*PROMPT*. Write out each line word for word. Drop pictures.

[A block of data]
--- --- ---
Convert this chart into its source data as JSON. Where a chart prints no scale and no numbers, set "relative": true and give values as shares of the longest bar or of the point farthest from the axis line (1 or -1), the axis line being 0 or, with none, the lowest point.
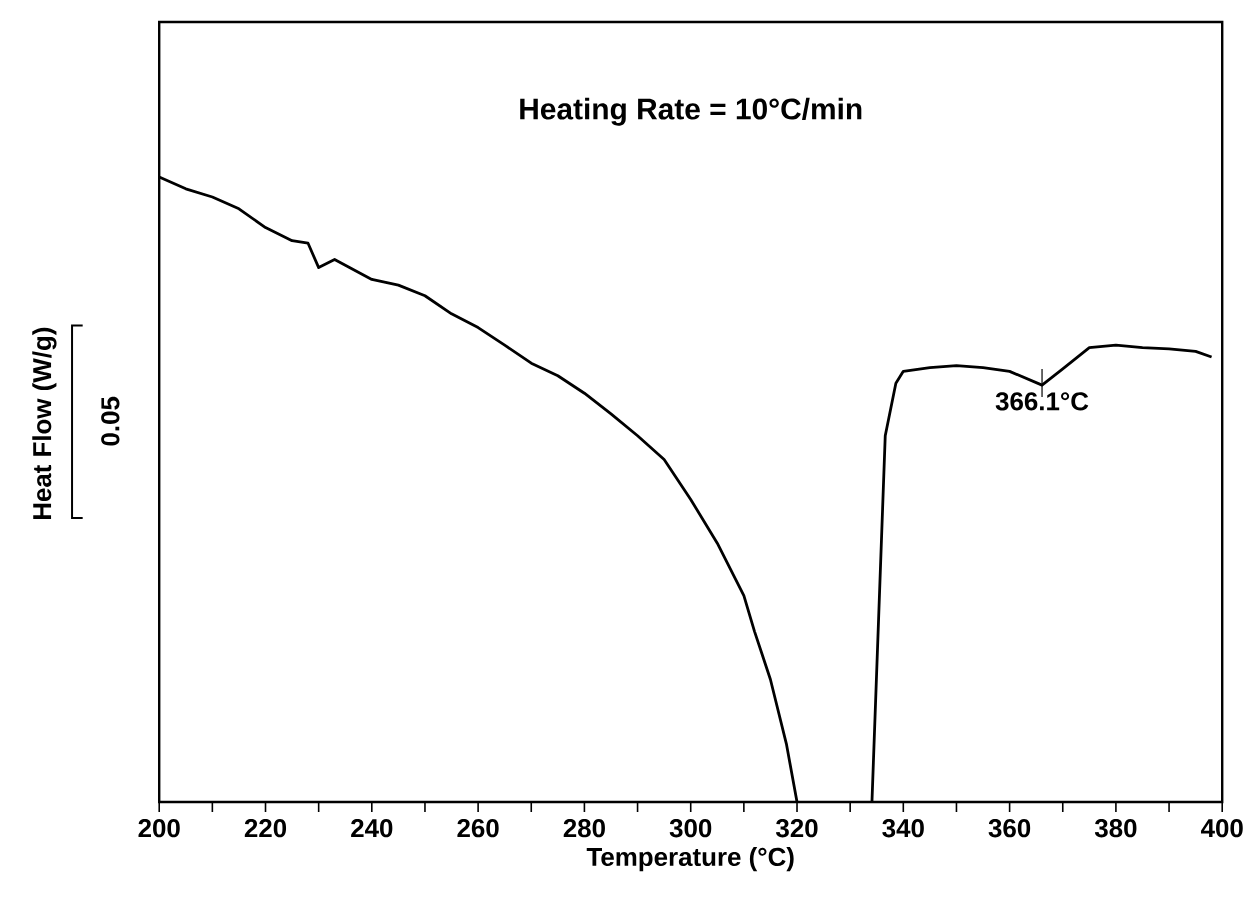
{
  "chart_data": {
    "type": "line",
    "relative": true,
    "title": "Heating Rate = 10°C/min",
    "xlabel": "Temperature (°C)",
    "ylabel": "Heat Flow (W/g)",
    "xlim": [
      200,
      400
    ],
    "xticks": [
      200,
      {
        "value": 210,
        "label": null
      },
      220,
      {
        "value": 230,
        "label": null
      },
      240,
      {
        "value": 250,
        "label": null
      },
      260,
      {
        "value": 270,
        "label": null
      },
      280,
      {
        "value": 290,
        "label": null
      },
      300,
      {
        "value": 310,
        "label": null
      },
      320,
      {
        "value": 330,
        "label": null
      },
      340,
      {
        "value": 350,
        "label": null
      },
      360,
      {
        "value": 370,
        "label": null
      },
      380,
      {
        "value": 390,
        "label": null
      },
      400
    ],
    "x": [
      200,
      205,
      210,
      215,
      220,
      225,
      228,
      230,
      233,
      240,
      245,
      250,
      255,
      260,
      265,
      270,
      275,
      280,
      285,
      290,
      295,
      300,
      305,
      310,
      312,
      315,
      318,
      320,
      327,
      334.1,
      336.6,
      338.6,
      340,
      345,
      350,
      355,
      360,
      366.1,
      370,
      375,
      380,
      385,
      390,
      395,
      398
    ],
    "series": [
      {
        "color": "#000000",
        "values": [
          1.0,
          0.981,
          0.968,
          0.949,
          0.919,
          0.898,
          0.894,
          0.855,
          0.868,
          0.836,
          0.827,
          0.81,
          0.781,
          0.759,
          0.731,
          0.702,
          0.682,
          0.654,
          0.621,
          0.586,
          0.548,
          0.484,
          0.414,
          0.33,
          0.273,
          0.196,
          0.093,
          0,
          null,
          0,
          0.586,
          0.67,
          0.689,
          0.695,
          0.698,
          0.695,
          0.689,
          0.667,
          0.693,
          0.727,
          0.731,
          0.727,
          0.725,
          0.721,
          0.712
        ]
      }
    ],
    "annotations": [
      {
        "text": "366.1°C",
        "x": 366.1,
        "y": 0.667
      },
      "0.05"
    ]
  }
}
--- --- ---
*COMPLETED EXERCISE*.
Convert this chart into its source data as JSON. Where a chart prints no scale and no numbers, set "relative": true and give values as shares of the longest bar or of the point farthest from the axis line (1 or -1), the axis line being 0 or, with none, the lowest point.
{
  "chart_data": {
    "type": "line",
    "relative": true,
    "title": "Heating Rate = 10°C/min",
    "xlabel": "Temperature (°C)",
    "ylabel": "Heat Flow (W/g)",
    "xlim": [
      200,
      400
    ],
    "xticks": [
      200,
      {
        "value": 210,
        "label": null
      },
      220,
      {
        "value": 230,
        "label": null
      },
      240,
      {
        "value": 250,
        "label": null
      },
      260,
      {
        "value": 270,
        "label": null
      },
      280,
      {
        "value": 290,
        "label": null
      },
      300,
      {
        "value": 310,
        "label": null
      },
      320,
      {
        "value": 330,
        "label": null
      },
      340,
      {
        "value": 350,
        "label": null
      },
      360,
      {
        "value": 370,
        "label": null
      },
      380,
      {
        "value": 390,
        "label": null
      },
      400
    ],
    "x": [
      200,
      205,
      210,
      215,
      220,
      225,
      228,
      230,
      233,
      240,
      245,
      250,
      255,
      260,
      265,
      270,
      275,
      280,
      285,
      290,
      295,
      300,
      305,
      310,
      312,
      315,
      318,
      320,
      327,
      334.1,
      336.6,
      338.6,
      340,
      345,
      350,
      355,
      360,
      366.1,
      370,
      375,
      380,
      385,
      390,
      395,
      398
    ],
    "series": [
      {
        "color": "#000000",
        "values": [
          1.0,
          0.981,
          0.968,
          0.949,
          0.919,
          0.898,
          0.894,
          0.855,
          0.868,
          0.836,
          0.827,
          0.81,
          0.781,
          0.759,
          0.731,
          0.702,
          0.682,
          0.654,
          0.621,
          0.586,
          0.548,
          0.484,
          0.414,
          0.33,
          0.273,
          0.196,
          0.093,
          0,
          null,
          0,
          0.586,
          0.67,
          0.689,
          0.695,
          0.698,
          0.695,
          0.689,
          0.667,
          0.693,
          0.727,
          0.731,
          0.727,
          0.725,
          0.721,
          0.712
        ]
      }
    ],
    "annotations": [
      {
        "text": "366.1°C",
        "x": 366.1,
        "y": 0.667
      },
      "0.05"
    ]
  }
}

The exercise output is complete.